---- Data records

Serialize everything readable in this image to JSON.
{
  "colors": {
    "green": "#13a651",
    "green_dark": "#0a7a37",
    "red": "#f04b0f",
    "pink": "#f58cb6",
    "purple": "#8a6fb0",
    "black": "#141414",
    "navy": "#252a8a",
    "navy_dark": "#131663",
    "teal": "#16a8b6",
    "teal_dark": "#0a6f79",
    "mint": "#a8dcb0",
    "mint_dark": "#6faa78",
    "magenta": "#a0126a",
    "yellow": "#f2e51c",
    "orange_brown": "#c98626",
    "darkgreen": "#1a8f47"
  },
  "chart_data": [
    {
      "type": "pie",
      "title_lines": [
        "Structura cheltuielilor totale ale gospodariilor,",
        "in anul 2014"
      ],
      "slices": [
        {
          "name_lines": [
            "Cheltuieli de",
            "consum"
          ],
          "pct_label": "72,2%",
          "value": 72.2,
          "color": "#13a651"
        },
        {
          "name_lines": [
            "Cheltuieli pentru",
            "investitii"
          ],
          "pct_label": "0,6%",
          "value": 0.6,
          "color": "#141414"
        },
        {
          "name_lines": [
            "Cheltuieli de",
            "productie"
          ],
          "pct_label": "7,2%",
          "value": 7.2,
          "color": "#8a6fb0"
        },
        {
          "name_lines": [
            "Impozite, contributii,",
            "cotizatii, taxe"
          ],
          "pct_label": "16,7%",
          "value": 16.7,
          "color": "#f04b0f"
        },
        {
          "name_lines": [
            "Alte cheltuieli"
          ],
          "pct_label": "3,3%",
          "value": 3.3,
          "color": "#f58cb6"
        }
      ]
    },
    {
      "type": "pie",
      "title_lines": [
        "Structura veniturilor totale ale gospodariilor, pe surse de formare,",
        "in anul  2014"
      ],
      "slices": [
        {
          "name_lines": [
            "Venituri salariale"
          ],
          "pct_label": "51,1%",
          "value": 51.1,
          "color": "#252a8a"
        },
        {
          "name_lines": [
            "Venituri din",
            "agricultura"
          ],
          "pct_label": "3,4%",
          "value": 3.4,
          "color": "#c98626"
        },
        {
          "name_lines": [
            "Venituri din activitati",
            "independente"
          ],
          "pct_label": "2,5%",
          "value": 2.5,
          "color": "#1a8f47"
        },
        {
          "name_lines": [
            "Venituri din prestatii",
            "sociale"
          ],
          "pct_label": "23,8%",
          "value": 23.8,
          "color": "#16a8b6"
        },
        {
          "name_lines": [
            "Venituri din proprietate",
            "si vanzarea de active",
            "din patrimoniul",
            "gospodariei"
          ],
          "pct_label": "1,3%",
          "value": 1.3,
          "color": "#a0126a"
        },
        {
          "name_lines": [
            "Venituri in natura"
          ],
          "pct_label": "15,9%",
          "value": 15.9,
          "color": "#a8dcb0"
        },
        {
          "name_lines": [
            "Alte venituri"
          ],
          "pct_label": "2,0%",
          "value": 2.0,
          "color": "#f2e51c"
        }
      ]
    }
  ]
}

--------

- **Task brief**: Return the entries in full, keeping every line exactly as it is.

- **Answer to the exercise**:
Serialize everything readable in this image to JSON.
{
  "colors": {
    "green": "#13a651",
    "green_dark": "#0a7a37",
    "red": "#f04b0f",
    "pink": "#f58cb6",
    "purple": "#8a6fb0",
    "black": "#141414",
    "navy": "#252a8a",
    "navy_dark": "#131663",
    "teal": "#16a8b6",
    "teal_dark": "#0a6f79",
    "mint": "#a8dcb0",
    "mint_dark": "#6faa78",
    "magenta": "#a0126a",
    "yellow": "#f2e51c",
    "orange_brown": "#c98626",
    "darkgreen": "#1a8f47"
  },
  "chart_data": [
    {
      "type": "pie",
      "title_lines": [
        "Structura cheltuielilor totale ale gospodariilor,",
        "in anul 2014"
      ],
      "slices": [
        {
          "name_lines": [
            "Cheltuieli de",
            "consum"
          ],
          "pct_label": "72,2%",
          "value": 72.2,
          "color": "#13a651"
        },
        {
          "name_lines": [
            "Cheltuieli pentru",
            "investitii"
          ],
          "pct_label": "0,6%",
          "value": 0.6,
          "color": "#141414"
        },
        {
          "name_lines": [
            "Cheltuieli de",
            "productie"
          ],
          "pct_label": "7,2%",
          "value": 7.2,
          "color": "#8a6fb0"
        },
        {
          "name_lines": [
            "Impozite, contributii,",
            "cotizatii, taxe"
          ],
          "pct_label": "16,7%",
          "value": 16.7,
          "color": "#f04b0f"
        },
        {
          "name_lines": [
            "Alte cheltuieli"
          ],
          "pct_label": "3,3%",
          "value": 3.3,
          "color": "#f58cb6"
        }
      ]
    },
    {
      "type": "pie",
      "title_lines": [
        "Structura veniturilor totale ale gospodariilor, pe surse de formare,",
        "in anul  2014"
      ],
      "slices": [
        {
          "name_lines": [
            "Venituri salariale"
          ],
          "pct_label": "51,1%",
          "value": 51.1,
          "color": "#252a8a"
        },
        {
          "name_lines": [
            "Venituri din",
            "agricultura"
          ],
          "pct_label": "3,4%",
          "value": 3.4,
          "color": "#c98626"
        },
        {
          "name_lines": [
            "Venituri din activitati",
            "independente"
          ],
          "pct_label": "2,5%",
          "value": 2.5,
          "color": "#1a8f47"
        },
        {
          "name_lines": [
            "Venituri din prestatii",
            "sociale"
          ],
          "pct_label": "23,8%",
          "value": 23.8,
          "color": "#16a8b6"
        },
        {
          "name_lines": [
            "Venituri din proprietate",
            "si vanzarea de active",
            "din patrimoniul",
            "gospodariei"
          ],
          "pct_label": "1,3%",
          "value": 1.3,
          "color": "#a0126a"
        },
        {
          "name_lines": [
            "Venituri in natura"
          ],
          "pct_label": "15,9%",
          "value": 15.9,
          "color": "#a8dcb0"
        },
        {
          "name_lines": [
            "Alte venituri"
          ],
          "pct_label": "2,0%",
          "value": 2.0,
          "color": "#f2e51c"
        }
      ]
    }
  ]
}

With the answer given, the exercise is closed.